■ EXERCISE OBJECTIVE:
Copy out each line that includes the word "condition".

■ Dataset listings of figures:
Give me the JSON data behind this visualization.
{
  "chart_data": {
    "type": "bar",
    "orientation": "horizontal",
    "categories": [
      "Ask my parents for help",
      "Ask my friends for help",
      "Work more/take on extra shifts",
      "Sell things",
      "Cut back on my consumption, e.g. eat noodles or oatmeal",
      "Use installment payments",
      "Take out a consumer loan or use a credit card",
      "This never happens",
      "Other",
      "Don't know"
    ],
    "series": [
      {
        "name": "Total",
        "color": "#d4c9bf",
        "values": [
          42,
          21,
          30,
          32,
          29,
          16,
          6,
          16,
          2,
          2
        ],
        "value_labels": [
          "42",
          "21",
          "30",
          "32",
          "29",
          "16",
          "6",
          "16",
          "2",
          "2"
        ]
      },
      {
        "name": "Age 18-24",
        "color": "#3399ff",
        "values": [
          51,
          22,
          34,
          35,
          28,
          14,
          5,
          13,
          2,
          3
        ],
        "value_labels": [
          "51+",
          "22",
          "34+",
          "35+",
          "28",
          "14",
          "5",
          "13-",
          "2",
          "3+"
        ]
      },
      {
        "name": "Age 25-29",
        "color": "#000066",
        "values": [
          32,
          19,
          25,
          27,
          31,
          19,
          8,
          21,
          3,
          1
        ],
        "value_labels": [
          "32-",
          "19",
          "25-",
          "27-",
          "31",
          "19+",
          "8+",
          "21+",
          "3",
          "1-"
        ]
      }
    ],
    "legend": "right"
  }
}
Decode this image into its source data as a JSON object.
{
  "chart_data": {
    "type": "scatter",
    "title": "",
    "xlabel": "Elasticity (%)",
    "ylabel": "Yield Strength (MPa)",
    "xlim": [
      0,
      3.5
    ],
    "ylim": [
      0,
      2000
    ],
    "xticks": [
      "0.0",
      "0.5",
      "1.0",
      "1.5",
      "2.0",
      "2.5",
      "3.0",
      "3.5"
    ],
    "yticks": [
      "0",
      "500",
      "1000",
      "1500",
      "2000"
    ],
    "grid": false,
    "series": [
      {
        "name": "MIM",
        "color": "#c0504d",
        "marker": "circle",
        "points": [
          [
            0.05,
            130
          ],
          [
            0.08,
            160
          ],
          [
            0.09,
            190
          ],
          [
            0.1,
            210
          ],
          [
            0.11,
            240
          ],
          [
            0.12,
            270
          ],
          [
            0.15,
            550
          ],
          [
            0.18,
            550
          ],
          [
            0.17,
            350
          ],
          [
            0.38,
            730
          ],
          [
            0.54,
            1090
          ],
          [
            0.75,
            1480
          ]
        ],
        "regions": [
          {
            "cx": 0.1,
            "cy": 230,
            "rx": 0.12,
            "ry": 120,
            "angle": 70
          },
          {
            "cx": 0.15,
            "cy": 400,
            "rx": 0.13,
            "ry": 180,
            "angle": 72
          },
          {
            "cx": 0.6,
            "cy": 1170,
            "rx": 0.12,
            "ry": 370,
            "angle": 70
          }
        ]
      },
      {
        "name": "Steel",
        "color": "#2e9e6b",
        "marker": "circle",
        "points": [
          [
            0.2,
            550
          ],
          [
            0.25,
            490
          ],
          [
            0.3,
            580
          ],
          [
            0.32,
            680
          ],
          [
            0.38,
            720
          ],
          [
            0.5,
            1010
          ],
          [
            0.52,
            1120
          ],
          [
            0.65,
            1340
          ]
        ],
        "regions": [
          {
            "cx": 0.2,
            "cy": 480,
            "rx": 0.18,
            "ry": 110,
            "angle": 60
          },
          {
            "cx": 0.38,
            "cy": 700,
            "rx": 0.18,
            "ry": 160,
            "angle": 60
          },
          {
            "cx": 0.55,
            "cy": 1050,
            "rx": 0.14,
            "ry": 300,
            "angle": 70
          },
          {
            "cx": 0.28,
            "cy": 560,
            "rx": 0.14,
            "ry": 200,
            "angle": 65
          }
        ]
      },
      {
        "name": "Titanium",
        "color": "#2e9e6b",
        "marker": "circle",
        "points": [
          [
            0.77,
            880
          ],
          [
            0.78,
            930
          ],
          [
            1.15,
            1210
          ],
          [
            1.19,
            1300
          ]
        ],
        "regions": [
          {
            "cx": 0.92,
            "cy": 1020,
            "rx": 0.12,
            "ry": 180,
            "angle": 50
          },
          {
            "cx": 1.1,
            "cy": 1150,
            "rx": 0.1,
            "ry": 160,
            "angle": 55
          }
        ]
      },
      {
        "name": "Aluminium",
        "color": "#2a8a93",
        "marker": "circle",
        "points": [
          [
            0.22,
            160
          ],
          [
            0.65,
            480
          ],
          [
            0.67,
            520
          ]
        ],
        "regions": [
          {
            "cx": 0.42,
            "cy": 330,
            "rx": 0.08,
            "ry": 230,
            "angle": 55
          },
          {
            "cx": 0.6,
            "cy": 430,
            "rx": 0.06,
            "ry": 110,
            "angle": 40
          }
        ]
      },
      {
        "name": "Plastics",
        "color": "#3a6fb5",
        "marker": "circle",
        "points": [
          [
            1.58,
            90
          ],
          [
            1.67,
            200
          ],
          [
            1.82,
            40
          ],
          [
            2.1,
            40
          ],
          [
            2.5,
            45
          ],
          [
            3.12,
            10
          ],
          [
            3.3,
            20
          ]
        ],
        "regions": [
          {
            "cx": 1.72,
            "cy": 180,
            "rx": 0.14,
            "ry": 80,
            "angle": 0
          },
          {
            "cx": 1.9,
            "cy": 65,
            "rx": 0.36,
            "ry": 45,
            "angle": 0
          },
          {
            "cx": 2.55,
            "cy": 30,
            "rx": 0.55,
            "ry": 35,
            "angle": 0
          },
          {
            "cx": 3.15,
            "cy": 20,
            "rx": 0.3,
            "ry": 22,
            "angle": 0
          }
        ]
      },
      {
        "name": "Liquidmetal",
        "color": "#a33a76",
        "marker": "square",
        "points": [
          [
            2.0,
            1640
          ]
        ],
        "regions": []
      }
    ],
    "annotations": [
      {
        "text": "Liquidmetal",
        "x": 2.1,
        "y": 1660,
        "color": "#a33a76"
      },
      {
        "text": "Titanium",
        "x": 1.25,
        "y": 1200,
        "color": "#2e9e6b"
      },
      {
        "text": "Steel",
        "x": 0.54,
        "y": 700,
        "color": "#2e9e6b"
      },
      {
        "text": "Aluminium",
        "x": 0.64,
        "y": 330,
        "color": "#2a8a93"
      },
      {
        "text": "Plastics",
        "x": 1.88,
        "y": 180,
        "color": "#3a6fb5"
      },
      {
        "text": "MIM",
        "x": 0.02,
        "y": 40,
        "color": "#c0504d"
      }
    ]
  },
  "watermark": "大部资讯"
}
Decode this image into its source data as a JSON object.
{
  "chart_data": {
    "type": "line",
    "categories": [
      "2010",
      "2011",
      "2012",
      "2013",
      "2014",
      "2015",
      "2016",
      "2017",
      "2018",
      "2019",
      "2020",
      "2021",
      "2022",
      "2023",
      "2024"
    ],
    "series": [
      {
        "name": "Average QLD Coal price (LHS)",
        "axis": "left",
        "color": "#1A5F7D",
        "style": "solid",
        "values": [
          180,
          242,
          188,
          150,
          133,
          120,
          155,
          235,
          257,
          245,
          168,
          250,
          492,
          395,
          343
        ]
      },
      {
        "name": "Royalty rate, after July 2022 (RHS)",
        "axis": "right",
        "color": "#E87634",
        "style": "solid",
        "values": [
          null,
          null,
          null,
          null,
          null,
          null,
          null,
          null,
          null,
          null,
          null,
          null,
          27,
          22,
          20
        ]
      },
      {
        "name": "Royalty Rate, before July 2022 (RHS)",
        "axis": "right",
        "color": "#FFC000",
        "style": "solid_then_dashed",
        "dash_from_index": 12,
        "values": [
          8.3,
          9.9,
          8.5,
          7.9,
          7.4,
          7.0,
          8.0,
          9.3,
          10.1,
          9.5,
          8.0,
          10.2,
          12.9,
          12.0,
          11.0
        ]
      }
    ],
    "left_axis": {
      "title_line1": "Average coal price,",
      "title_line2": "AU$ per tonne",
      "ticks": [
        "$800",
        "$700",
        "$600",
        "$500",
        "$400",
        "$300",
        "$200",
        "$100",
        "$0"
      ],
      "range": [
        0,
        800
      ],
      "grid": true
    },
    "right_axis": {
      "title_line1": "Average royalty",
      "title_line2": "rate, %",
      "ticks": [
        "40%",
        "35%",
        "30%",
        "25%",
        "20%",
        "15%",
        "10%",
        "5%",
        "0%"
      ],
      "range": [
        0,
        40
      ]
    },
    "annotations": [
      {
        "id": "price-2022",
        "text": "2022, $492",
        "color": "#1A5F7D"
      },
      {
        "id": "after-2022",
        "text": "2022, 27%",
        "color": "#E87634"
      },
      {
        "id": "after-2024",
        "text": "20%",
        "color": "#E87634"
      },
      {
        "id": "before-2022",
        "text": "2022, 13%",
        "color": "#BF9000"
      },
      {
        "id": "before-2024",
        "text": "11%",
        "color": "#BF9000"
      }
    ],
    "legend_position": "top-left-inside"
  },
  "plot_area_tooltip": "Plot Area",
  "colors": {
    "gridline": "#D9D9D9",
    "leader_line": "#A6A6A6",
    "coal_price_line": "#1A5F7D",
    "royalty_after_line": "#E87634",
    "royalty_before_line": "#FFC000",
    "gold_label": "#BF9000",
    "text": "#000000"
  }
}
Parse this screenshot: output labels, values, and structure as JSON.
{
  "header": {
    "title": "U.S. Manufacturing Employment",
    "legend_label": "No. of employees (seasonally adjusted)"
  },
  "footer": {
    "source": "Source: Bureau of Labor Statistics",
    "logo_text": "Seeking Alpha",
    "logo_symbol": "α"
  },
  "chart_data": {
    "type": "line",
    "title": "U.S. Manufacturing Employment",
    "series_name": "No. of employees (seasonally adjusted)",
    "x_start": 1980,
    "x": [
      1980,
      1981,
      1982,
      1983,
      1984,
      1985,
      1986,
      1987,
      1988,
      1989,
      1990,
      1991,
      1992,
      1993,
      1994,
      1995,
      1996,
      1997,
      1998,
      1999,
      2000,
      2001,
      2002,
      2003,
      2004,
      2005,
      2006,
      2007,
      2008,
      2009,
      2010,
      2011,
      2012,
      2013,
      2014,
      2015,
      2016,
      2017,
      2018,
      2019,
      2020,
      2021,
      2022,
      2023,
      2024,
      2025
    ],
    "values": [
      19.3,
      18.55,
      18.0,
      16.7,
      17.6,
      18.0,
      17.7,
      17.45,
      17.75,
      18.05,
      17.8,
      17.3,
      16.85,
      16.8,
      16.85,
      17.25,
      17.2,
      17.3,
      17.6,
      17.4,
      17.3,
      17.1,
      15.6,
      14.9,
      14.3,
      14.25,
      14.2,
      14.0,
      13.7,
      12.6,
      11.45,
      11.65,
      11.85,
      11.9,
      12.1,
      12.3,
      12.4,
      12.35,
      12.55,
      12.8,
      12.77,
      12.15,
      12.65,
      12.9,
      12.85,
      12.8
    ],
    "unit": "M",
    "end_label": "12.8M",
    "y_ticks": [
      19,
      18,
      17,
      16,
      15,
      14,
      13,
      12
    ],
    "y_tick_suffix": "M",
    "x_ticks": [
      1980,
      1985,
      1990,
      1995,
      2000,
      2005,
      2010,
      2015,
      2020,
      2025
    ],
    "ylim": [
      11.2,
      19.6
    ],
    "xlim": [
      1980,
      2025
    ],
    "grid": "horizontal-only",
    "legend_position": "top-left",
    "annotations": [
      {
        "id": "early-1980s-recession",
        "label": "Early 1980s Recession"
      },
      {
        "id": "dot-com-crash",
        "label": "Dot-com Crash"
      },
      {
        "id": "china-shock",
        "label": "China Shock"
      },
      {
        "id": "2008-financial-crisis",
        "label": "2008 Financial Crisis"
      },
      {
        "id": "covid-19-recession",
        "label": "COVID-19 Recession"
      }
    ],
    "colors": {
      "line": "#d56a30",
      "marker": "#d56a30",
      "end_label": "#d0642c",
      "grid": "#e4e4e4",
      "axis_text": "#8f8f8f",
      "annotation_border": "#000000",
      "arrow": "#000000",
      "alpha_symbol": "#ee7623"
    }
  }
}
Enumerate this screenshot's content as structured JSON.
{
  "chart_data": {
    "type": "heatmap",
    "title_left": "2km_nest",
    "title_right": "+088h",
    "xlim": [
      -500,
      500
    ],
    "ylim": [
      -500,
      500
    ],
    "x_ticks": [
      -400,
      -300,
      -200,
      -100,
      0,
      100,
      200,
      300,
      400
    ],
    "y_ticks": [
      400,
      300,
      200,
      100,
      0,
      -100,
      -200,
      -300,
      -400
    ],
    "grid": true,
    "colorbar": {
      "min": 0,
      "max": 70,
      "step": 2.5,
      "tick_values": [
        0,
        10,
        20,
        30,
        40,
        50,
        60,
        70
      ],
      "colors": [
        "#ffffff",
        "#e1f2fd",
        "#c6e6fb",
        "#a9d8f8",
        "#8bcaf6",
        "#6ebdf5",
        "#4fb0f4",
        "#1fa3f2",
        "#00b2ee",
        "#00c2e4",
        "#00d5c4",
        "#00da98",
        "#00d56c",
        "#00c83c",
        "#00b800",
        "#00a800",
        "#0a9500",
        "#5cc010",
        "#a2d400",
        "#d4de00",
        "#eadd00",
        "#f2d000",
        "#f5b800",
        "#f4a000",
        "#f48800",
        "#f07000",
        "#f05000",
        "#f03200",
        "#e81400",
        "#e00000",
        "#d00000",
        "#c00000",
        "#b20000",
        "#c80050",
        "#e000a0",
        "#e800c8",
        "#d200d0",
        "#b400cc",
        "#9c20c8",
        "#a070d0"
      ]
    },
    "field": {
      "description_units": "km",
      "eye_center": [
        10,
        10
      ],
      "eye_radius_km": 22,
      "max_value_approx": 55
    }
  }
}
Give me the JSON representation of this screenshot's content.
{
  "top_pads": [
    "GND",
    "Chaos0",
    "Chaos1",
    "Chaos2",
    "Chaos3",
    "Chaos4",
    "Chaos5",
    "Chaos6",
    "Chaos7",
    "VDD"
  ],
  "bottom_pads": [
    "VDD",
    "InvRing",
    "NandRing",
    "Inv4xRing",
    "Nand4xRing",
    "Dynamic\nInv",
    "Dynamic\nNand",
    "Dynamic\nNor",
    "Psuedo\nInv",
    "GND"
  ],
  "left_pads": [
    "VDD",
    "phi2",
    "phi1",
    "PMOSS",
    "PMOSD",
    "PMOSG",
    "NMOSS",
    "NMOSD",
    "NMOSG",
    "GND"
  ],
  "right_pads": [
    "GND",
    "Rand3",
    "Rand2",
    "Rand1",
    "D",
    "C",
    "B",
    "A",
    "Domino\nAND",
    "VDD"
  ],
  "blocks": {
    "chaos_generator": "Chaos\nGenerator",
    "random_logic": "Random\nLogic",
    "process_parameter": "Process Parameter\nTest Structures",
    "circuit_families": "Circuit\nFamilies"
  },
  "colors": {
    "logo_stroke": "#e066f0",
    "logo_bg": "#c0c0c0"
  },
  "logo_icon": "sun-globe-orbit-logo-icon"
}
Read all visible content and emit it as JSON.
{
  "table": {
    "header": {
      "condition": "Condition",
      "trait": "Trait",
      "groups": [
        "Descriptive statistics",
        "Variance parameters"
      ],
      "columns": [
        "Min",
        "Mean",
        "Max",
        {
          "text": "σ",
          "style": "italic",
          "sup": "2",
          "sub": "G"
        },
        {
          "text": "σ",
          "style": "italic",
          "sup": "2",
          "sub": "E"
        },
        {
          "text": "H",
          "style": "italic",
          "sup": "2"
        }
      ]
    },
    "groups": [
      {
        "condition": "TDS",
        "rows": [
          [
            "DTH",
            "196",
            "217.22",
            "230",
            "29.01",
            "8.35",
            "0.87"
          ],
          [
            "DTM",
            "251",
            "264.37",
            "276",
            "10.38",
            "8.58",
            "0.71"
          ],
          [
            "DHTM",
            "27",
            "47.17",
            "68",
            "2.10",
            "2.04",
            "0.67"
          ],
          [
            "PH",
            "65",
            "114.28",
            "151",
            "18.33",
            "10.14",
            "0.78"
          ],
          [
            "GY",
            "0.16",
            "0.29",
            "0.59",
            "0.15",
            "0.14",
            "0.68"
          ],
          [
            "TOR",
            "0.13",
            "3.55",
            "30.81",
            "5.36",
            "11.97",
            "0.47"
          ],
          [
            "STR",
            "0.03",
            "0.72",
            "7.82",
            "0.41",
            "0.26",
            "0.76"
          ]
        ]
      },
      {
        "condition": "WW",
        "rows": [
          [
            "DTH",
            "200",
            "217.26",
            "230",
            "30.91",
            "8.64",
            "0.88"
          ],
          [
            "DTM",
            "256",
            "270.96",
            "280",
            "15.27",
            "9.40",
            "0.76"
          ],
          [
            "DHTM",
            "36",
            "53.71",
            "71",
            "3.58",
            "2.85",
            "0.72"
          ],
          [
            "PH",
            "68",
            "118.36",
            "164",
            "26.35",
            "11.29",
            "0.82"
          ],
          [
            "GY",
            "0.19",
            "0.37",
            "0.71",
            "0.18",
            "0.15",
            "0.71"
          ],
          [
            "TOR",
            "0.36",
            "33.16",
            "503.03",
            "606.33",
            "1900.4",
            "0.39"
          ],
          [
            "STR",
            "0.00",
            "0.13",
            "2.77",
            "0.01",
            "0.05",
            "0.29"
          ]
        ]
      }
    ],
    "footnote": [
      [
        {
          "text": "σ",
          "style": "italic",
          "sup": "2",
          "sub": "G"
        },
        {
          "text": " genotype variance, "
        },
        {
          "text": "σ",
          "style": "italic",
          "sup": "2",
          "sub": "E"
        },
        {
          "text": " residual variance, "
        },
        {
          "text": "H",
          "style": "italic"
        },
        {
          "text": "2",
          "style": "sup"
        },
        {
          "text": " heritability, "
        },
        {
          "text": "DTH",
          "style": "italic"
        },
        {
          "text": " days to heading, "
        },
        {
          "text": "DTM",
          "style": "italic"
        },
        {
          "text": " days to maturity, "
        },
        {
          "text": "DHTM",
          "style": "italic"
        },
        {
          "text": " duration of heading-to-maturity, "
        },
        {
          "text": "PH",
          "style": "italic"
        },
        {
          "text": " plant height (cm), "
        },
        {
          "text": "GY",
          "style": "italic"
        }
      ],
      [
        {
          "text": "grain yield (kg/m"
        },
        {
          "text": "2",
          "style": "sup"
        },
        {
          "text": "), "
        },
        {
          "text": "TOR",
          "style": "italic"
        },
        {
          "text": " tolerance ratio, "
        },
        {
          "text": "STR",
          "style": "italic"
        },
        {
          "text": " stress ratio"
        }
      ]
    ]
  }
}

■ ANSWER FOR THE TASK:
      "condition": "Condition",
        "condition": "TDS",
        "condition": "WW",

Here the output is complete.